▸ Records from a dataset:
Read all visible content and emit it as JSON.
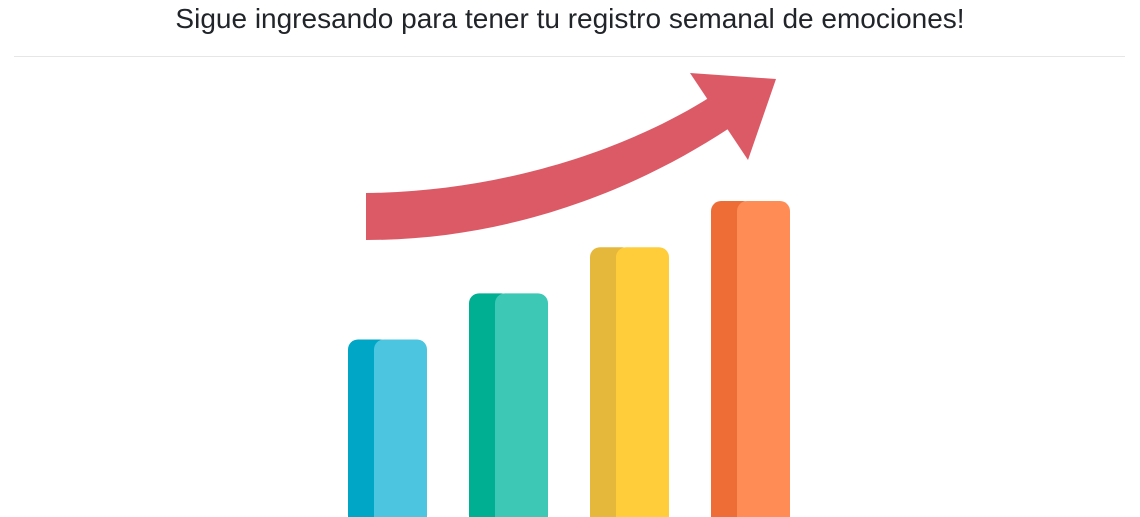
{
  "header": {
    "title": "Sigue ingresando para tener tu registro semanal de emociones!"
  },
  "illustration": {
    "icon": "growth-chart-illustration",
    "bars": [
      {
        "level": 0.5,
        "front_color": "#4CC5E0",
        "shade_color": "#00A6C6"
      },
      {
        "level": 0.63,
        "front_color": "#3CC8B4",
        "shade_color": "#00AE92"
      },
      {
        "level": 0.76,
        "front_color": "#FFCD3A",
        "shade_color": "#E5B73A"
      },
      {
        "level": 0.89,
        "front_color": "#FF8B55",
        "shade_color": "#EE6D36"
      }
    ],
    "arrow_color": "#DC5A66"
  }
}
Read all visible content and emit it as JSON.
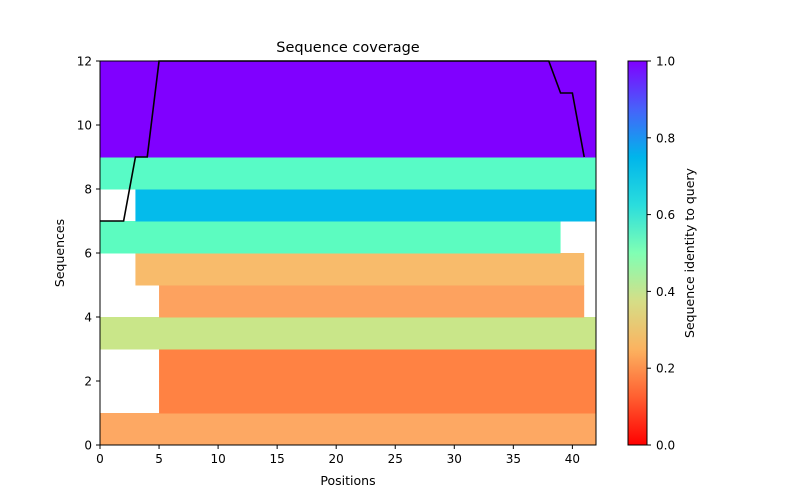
{
  "chart_data": {
    "type": "heatmap",
    "title": "Sequence coverage",
    "xlabel": "Positions",
    "ylabel": "Sequences",
    "xlim": [
      0,
      42
    ],
    "ylim": [
      0,
      12
    ],
    "x_ticks": [
      0,
      5,
      10,
      15,
      20,
      25,
      30,
      35,
      40
    ],
    "y_ticks": [
      0,
      2,
      4,
      6,
      8,
      10,
      12
    ],
    "colorbar": {
      "label": "Sequence identity to query",
      "range": [
        0,
        1
      ],
      "ticks": [
        "0.0",
        "0.2",
        "0.4",
        "0.6",
        "0.8",
        "1.0"
      ],
      "colormap": "rainbow"
    },
    "rows": [
      {
        "row": 0,
        "start": 0,
        "end": 42,
        "identity": 0.22,
        "color": "#fda863"
      },
      {
        "row": 1,
        "start": 5,
        "end": 42,
        "identity": 0.16,
        "color": "#ff8243"
      },
      {
        "row": 2,
        "start": 5,
        "end": 42,
        "identity": 0.16,
        "color": "#ff8243"
      },
      {
        "row": 3,
        "start": 0,
        "end": 42,
        "identity": 0.4,
        "color": "#c9e689"
      },
      {
        "row": 4,
        "start": 5,
        "end": 41,
        "identity": 0.21,
        "color": "#fda25f"
      },
      {
        "row": 5,
        "start": 3,
        "end": 41,
        "identity": 0.25,
        "color": "#f8bb6b"
      },
      {
        "row": 6,
        "start": 0,
        "end": 39,
        "identity": 0.56,
        "color": "#5cfcc0"
      },
      {
        "row": 7,
        "start": 3,
        "end": 42,
        "identity": 0.69,
        "color": "#04bbeb"
      },
      {
        "row": 8,
        "start": 0,
        "end": 42,
        "identity": 0.58,
        "color": "#58fbc6"
      },
      {
        "row": 9,
        "start": 0,
        "end": 42,
        "identity": 1.0,
        "color": "#8000ff"
      },
      {
        "row": 10,
        "start": 0,
        "end": 42,
        "identity": 1.0,
        "color": "#8000ff"
      },
      {
        "row": 11,
        "start": 0,
        "end": 42,
        "identity": 1.0,
        "color": "#8000ff"
      }
    ],
    "coverage_line": {
      "x": [
        0,
        2,
        3,
        4,
        5,
        38,
        39,
        40,
        41
      ],
      "y": [
        7,
        7,
        9,
        9,
        12,
        12,
        11,
        11,
        9
      ]
    }
  }
}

▸ Task directions: All the records above need to be given again word for word. Skip the pictures.

▸ Full response:
Read all visible content and emit it as JSON.
{
  "header": {
    "title": "Sigue ingresando para tener tu registro semanal de emociones!"
  },
  "illustration": {
    "icon": "growth-chart-illustration",
    "bars": [
      {
        "level": 0.5,
        "front_color": "#4CC5E0",
        "shade_color": "#00A6C6"
      },
      {
        "level": 0.63,
        "front_color": "#3CC8B4",
        "shade_color": "#00AE92"
      },
      {
        "level": 0.76,
        "front_color": "#FFCD3A",
        "shade_color": "#E5B73A"
      },
      {
        "level": 0.89,
        "front_color": "#FF8B55",
        "shade_color": "#EE6D36"
      }
    ],
    "arrow_color": "#DC5A66"
  }
}
Read all visible content and emit it as JSON.
{
  "chart_data": {
    "type": "heatmap",
    "title": "Sequence coverage",
    "xlabel": "Positions",
    "ylabel": "Sequences",
    "xlim": [
      0,
      42
    ],
    "ylim": [
      0,
      12
    ],
    "x_ticks": [
      0,
      5,
      10,
      15,
      20,
      25,
      30,
      35,
      40
    ],
    "y_ticks": [
      0,
      2,
      4,
      6,
      8,
      10,
      12
    ],
    "colorbar": {
      "label": "Sequence identity to query",
      "range": [
        0,
        1
      ],
      "ticks": [
        "0.0",
        "0.2",
        "0.4",
        "0.6",
        "0.8",
        "1.0"
      ],
      "colormap": "rainbow"
    },
    "rows": [
      {
        "row": 0,
        "start": 0,
        "end": 42,
        "identity": 0.22,
        "color": "#fda863"
      },
      {
        "row": 1,
        "start": 5,
        "end": 42,
        "identity": 0.16,
        "color": "#ff8243"
      },
      {
        "row": 2,
        "start": 5,
        "end": 42,
        "identity": 0.16,
        "color": "#ff8243"
      },
      {
        "row": 3,
        "start": 0,
        "end": 42,
        "identity": 0.4,
        "color": "#c9e689"
      },
      {
        "row": 4,
        "start": 5,
        "end": 41,
        "identity": 0.21,
        "color": "#fda25f"
      },
      {
        "row": 5,
        "start": 3,
        "end": 41,
        "identity": 0.25,
        "color": "#f8bb6b"
      },
      {
        "row": 6,
        "start": 0,
        "end": 39,
        "identity": 0.56,
        "color": "#5cfcc0"
      },
      {
        "row": 7,
        "start": 3,
        "end": 42,
        "identity": 0.69,
        "color": "#04bbeb"
      },
      {
        "row": 8,
        "start": 0,
        "end": 42,
        "identity": 0.58,
        "color": "#58fbc6"
      },
      {
        "row": 9,
        "start": 0,
        "end": 42,
        "identity": 1.0,
        "color": "#8000ff"
      },
      {
        "row": 10,
        "start": 0,
        "end": 42,
        "identity": 1.0,
        "color": "#8000ff"
      },
      {
        "row": 11,
        "start": 0,
        "end": 42,
        "identity": 1.0,
        "color": "#8000ff"
      }
    ],
    "coverage_line": {
      "x": [
        0,
        2,
        3,
        4,
        5,
        38,
        39,
        40,
        41
      ],
      "y": [
        7,
        7,
        9,
        9,
        12,
        12,
        11,
        11,
        9
      ]
    }
  }
}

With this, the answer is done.